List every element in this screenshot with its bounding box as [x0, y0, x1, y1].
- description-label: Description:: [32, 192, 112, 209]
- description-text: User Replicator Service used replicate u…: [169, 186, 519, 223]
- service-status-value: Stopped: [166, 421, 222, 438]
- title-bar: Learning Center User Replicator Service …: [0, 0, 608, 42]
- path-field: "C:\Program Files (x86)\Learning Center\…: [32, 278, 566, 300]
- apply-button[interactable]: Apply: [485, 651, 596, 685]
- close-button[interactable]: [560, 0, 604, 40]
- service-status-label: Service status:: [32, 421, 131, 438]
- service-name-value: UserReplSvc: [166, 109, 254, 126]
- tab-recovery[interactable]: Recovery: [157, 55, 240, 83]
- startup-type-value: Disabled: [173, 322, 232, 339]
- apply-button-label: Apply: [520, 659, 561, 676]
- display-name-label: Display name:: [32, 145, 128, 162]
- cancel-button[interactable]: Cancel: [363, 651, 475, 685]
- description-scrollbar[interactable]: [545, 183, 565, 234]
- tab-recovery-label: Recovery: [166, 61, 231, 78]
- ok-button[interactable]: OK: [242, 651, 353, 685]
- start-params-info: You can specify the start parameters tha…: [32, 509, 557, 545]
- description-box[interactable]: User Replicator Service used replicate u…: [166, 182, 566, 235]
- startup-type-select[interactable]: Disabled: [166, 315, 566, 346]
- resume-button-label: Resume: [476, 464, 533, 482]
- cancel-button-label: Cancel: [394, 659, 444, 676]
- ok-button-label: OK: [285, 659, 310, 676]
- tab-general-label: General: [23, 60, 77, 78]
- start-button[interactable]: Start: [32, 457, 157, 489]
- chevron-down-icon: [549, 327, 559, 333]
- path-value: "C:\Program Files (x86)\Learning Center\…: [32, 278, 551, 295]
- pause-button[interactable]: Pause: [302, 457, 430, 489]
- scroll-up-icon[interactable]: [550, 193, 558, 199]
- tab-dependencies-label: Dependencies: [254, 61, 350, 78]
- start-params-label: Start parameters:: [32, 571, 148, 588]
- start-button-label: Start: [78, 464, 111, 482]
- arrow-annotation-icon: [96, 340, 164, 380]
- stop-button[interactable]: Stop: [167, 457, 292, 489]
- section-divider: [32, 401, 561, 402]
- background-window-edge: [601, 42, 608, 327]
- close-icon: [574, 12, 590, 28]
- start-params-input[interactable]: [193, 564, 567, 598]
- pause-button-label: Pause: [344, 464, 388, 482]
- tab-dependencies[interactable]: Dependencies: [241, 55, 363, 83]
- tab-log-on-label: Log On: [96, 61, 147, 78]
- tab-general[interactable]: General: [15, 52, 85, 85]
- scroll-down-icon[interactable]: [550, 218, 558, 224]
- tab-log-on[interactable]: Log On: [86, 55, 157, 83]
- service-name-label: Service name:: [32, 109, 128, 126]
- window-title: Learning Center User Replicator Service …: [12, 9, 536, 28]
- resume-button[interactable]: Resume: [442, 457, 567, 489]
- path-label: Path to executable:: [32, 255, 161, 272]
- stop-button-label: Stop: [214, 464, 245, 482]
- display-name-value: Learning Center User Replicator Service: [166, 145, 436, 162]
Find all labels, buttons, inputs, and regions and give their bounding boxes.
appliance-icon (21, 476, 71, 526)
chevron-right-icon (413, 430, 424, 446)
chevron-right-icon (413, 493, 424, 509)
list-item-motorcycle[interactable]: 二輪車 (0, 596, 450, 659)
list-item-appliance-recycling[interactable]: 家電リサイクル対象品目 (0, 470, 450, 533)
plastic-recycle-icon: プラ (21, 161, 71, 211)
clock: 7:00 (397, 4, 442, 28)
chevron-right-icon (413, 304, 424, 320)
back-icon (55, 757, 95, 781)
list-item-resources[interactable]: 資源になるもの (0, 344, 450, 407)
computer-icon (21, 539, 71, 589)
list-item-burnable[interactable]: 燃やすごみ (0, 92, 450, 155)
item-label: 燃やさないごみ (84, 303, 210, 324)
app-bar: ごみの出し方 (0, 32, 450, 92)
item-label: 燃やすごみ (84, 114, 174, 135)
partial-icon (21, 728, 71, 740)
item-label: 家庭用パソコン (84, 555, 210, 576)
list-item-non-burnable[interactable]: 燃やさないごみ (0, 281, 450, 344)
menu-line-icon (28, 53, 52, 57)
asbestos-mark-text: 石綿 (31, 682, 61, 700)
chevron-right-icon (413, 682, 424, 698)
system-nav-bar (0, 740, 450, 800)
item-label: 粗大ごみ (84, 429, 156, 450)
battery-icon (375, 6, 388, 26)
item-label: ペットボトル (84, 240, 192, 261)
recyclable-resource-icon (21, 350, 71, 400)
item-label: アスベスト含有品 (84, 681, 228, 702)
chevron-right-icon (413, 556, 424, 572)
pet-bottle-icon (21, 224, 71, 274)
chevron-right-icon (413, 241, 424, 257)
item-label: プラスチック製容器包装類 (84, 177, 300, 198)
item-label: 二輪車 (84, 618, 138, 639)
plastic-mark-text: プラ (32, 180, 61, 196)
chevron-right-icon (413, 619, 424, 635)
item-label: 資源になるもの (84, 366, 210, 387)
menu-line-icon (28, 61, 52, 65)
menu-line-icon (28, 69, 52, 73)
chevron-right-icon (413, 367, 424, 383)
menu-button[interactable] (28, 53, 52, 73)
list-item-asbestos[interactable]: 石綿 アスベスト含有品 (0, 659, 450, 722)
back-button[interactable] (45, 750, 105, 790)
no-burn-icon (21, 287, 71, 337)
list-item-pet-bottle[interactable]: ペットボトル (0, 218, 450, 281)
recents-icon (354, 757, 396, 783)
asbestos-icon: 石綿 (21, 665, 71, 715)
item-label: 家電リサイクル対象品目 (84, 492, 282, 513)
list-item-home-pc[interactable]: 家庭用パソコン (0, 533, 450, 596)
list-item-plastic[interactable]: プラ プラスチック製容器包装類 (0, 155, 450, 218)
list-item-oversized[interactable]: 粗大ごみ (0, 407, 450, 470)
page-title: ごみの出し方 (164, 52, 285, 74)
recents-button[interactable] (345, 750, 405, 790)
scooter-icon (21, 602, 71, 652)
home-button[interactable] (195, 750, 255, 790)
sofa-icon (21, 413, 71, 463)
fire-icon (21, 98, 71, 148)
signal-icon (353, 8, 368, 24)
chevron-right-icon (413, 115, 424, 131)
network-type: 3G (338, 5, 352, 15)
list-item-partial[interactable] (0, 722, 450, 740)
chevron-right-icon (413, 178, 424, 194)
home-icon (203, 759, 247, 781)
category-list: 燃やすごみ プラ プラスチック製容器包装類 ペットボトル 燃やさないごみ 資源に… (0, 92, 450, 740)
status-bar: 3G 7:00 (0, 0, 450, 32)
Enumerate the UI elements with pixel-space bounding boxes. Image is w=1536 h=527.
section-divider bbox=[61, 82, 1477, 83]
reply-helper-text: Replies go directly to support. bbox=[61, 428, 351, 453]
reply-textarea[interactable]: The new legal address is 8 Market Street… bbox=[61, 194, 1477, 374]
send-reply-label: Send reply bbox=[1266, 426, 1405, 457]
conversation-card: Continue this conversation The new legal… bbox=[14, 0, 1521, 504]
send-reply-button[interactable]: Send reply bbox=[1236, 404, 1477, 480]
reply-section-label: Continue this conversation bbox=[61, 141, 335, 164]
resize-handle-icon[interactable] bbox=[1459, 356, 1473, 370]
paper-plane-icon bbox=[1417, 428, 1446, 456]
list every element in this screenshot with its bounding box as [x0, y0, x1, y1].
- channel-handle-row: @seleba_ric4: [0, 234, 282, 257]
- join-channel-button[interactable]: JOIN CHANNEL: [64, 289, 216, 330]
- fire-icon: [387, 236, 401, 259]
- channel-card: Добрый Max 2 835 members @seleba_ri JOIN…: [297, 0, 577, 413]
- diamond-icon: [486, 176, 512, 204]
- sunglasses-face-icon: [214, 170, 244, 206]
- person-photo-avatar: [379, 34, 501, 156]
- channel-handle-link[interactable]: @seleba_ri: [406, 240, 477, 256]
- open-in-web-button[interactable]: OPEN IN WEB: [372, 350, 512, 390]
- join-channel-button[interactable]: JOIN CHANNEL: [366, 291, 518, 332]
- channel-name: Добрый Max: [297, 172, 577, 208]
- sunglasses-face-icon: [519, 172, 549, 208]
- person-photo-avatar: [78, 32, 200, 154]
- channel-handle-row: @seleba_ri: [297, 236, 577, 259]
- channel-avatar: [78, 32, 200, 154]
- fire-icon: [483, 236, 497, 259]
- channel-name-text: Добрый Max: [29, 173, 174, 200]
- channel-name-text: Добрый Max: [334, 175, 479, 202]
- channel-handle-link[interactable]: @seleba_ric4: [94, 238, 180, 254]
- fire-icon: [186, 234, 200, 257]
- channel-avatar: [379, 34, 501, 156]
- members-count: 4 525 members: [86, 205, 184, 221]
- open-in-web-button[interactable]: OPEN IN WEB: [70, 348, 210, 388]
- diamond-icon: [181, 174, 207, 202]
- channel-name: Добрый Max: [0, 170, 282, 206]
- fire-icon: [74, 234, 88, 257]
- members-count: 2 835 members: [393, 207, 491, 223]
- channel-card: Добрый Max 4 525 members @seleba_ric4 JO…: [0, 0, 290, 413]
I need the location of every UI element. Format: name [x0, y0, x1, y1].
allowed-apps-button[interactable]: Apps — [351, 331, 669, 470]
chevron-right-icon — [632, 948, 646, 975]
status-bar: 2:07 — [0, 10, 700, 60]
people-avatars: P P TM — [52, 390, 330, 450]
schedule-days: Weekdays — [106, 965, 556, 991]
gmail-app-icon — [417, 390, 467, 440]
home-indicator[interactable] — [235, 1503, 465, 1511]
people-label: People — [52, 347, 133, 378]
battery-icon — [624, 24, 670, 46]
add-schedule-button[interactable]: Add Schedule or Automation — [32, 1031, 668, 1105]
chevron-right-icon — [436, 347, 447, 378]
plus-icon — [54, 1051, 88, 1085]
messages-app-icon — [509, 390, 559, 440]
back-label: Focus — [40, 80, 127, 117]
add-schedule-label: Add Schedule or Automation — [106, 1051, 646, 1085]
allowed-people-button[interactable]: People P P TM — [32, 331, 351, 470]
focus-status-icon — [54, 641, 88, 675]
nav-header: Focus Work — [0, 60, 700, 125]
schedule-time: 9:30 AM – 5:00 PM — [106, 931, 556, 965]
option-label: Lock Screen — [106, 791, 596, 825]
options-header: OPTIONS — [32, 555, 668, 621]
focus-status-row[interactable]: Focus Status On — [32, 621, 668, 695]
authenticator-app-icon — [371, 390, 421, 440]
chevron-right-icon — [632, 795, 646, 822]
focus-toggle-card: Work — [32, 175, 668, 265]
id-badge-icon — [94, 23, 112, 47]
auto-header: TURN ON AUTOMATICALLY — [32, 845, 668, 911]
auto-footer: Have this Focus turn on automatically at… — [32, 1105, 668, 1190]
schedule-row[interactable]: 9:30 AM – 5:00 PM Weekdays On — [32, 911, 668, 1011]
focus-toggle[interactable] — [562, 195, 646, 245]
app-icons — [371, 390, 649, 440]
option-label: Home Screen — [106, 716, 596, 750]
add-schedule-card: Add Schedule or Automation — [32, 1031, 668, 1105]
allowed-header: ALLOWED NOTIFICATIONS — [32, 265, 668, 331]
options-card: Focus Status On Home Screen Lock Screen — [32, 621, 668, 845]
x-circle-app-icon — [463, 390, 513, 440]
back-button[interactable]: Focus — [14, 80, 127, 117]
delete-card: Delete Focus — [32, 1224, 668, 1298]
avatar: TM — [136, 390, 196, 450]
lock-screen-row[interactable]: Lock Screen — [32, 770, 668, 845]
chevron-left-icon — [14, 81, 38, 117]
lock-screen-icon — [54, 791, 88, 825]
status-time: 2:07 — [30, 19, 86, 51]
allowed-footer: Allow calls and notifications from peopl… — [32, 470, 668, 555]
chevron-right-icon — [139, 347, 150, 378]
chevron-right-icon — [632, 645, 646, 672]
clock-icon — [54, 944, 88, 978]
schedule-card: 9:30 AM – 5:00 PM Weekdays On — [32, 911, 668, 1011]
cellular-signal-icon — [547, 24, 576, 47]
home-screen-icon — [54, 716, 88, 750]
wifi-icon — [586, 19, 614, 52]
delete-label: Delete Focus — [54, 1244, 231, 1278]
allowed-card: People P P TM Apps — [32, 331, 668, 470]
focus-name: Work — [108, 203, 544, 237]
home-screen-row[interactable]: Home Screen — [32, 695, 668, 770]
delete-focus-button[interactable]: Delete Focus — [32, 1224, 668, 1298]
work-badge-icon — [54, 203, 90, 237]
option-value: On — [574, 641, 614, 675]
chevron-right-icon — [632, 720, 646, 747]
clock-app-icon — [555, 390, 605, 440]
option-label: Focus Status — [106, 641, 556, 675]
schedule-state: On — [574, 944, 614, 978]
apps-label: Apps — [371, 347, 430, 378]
★ ★ ★
» **Compito breve**
Puoi riscrivere le righe partendo dalla prima e fermandoti dopo quella che contiene "- startup-type-value: Disabled: [173, 322, 232, 339]", mettendo "Running" al posto di "Stopped" e lasciando invariato tutto il resto?

» **Risposta al compito**
List every element in this screenshot with its bounding box as [x0, y0, x1, y1].
- description-label: Description:: [32, 192, 112, 209]
- description-text: User Replicator Service used replicate u…: [169, 186, 519, 223]
- service-status-value: Running: [166, 421, 222, 438]
- title-bar: Learning Center User Replicator Service …: [0, 0, 608, 42]
- path-field: "C:\Program Files (x86)\Learning Center\…: [32, 278, 566, 300]
- apply-button[interactable]: Apply: [485, 651, 596, 685]
- close-button[interactable]: [560, 0, 604, 40]
- service-status-label: Service status:: [32, 421, 131, 438]
- service-name-value: UserReplSvc: [166, 109, 254, 126]
- tab-recovery[interactable]: Recovery: [157, 55, 240, 83]
- startup-type-value: Disabled: [173, 322, 232, 339]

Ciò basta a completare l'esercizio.